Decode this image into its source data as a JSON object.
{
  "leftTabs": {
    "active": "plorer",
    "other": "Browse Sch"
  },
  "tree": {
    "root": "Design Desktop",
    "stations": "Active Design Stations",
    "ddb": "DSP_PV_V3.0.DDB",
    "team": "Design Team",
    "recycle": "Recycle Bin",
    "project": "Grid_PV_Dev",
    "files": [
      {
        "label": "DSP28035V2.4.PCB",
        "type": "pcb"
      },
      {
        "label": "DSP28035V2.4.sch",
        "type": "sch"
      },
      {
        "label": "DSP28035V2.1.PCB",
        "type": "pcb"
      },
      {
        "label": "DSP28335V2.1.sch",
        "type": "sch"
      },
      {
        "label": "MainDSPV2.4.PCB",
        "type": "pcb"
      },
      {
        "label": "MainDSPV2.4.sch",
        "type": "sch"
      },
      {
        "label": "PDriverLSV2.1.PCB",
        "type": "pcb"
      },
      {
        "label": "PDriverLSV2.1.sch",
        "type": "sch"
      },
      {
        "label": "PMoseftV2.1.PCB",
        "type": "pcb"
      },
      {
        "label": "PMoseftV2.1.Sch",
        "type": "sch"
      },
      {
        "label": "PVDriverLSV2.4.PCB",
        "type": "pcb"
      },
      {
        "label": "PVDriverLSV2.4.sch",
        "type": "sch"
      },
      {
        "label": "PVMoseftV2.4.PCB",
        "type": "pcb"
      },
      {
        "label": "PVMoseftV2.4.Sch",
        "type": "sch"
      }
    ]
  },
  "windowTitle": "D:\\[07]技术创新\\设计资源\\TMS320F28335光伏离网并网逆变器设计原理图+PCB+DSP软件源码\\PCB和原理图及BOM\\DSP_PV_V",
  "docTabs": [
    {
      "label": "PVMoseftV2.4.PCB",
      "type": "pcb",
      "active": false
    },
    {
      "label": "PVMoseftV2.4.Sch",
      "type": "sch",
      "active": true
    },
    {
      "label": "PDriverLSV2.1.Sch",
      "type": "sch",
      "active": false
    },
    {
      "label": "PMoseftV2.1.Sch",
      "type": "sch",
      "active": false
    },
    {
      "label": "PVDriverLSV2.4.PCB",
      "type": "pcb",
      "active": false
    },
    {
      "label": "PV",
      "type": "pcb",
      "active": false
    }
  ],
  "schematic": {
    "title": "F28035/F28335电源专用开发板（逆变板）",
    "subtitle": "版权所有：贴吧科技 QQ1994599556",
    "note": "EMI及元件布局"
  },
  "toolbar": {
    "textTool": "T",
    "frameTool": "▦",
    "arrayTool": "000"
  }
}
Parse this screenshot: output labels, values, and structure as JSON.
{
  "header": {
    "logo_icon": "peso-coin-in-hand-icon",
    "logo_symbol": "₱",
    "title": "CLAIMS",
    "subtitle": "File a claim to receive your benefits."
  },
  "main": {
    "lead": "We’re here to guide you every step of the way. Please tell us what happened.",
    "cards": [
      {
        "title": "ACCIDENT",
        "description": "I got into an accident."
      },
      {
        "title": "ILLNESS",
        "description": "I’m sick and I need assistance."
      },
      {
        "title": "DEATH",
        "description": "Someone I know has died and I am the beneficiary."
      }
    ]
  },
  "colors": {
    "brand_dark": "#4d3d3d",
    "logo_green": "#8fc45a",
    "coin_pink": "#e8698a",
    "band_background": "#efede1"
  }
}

GOAL
Reproduce the lines word for word, starting at the one holding "Parse this screenshot: output" and ending at the final line of the material above.

THE ANSWER
Parse this screenshot: output labels, values, and structure as JSON.
{
  "header": {
    "logo_icon": "peso-coin-in-hand-icon",
    "logo_symbol": "₱",
    "title": "CLAIMS",
    "subtitle": "File a claim to receive your benefits."
  },
  "main": {
    "lead": "We’re here to guide you every step of the way. Please tell us what happened.",
    "cards": [
      {
        "title": "ACCIDENT",
        "description": "I got into an accident."
      },
      {
        "title": "ILLNESS",
        "description": "I’m sick and I need assistance."
      },
      {
        "title": "DEATH",
        "description": "Someone I know has died and I am the beneficiary."
      }
    ]
  },
  "colors": {
    "brand_dark": "#4d3d3d",
    "logo_green": "#8fc45a",
    "coin_pink": "#e8698a",
    "band_background": "#efede1"
  }
}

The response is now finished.